=== Rows from a dataset ===
○ ○ ○ ○

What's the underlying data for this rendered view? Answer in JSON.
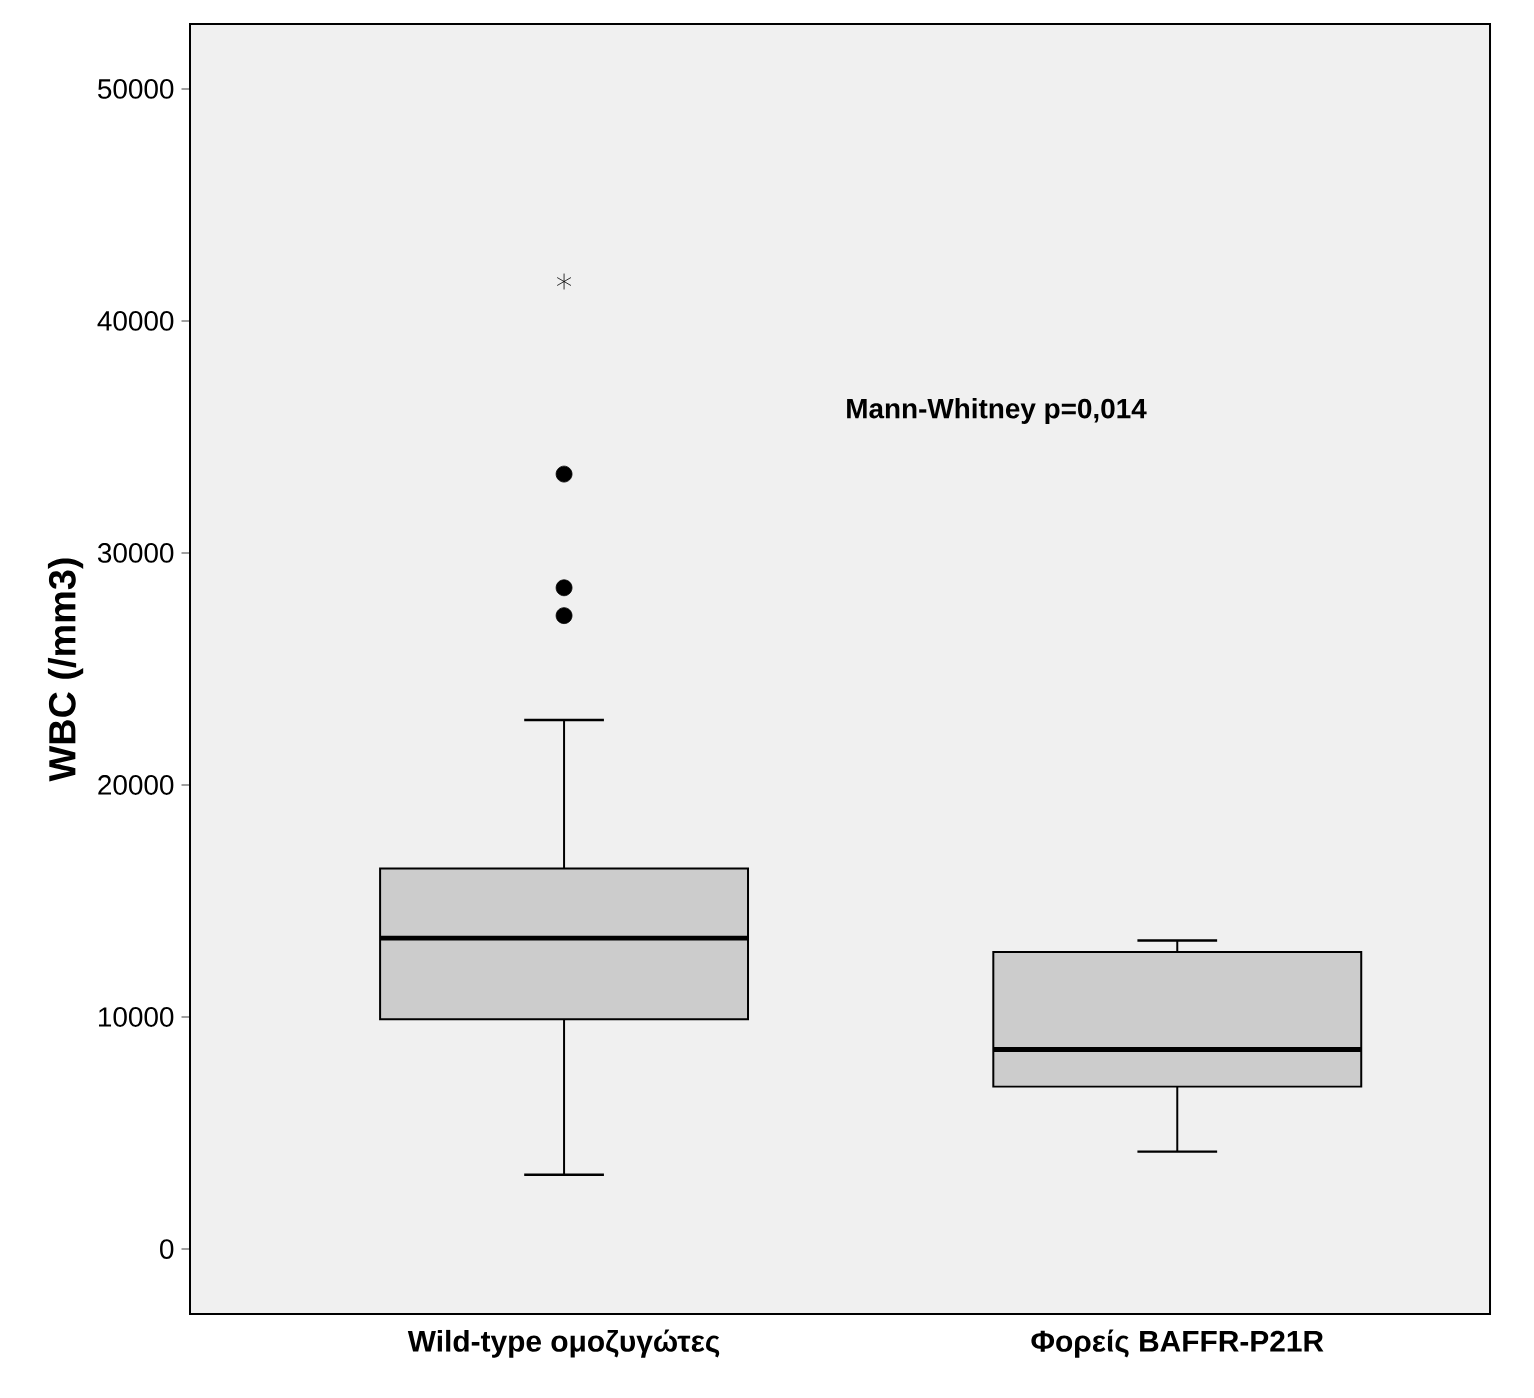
{
  "chart_data": {
    "type": "box",
    "ylabel": "WBC (/mm3)",
    "categories": [
      "Wild-type ομοζυγώτες",
      "Φορείς BAFFR-P21R"
    ],
    "series": [
      {
        "color": "#cccccc",
        "boxes": [
          {
            "low": 3200,
            "q1": 9900,
            "median": 13400,
            "q3": 16400,
            "high": 22800,
            "outliers": [
              27300,
              28500,
              33400,
              41700
            ]
          },
          {
            "low": 4200,
            "q1": 7000,
            "median": 8600,
            "q3": 12800,
            "high": 13300
          }
        ]
      }
    ],
    "ylim": [
      -2800,
      52800
    ],
    "yticks": [
      0,
      10000,
      20000,
      30000,
      40000,
      50000
    ],
    "annotations": [
      "Mann-Whitney p=0,014"
    ]
  }
}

○ ○ ○ ○

=== Task ===
Restate the full listing verbatim and drop every picture.

=== Output of the exercise ===
What's the underlying data for this rendered view? Answer in JSON.
{
  "chart_data": {
    "type": "box",
    "ylabel": "WBC (/mm3)",
    "categories": [
      "Wild-type ομοζυγώτες",
      "Φορείς BAFFR-P21R"
    ],
    "series": [
      {
        "color": "#cccccc",
        "boxes": [
          {
            "low": 3200,
            "q1": 9900,
            "median": 13400,
            "q3": 16400,
            "high": 22800,
            "outliers": [
              27300,
              28500,
              33400,
              41700
            ]
          },
          {
            "low": 4200,
            "q1": 7000,
            "median": 8600,
            "q3": 12800,
            "high": 13300
          }
        ]
      }
    ],
    "ylim": [
      -2800,
      52800
    ],
    "yticks": [
      0,
      10000,
      20000,
      30000,
      40000,
      50000
    ],
    "annotations": [
      "Mann-Whitney p=0,014"
    ]
  }
}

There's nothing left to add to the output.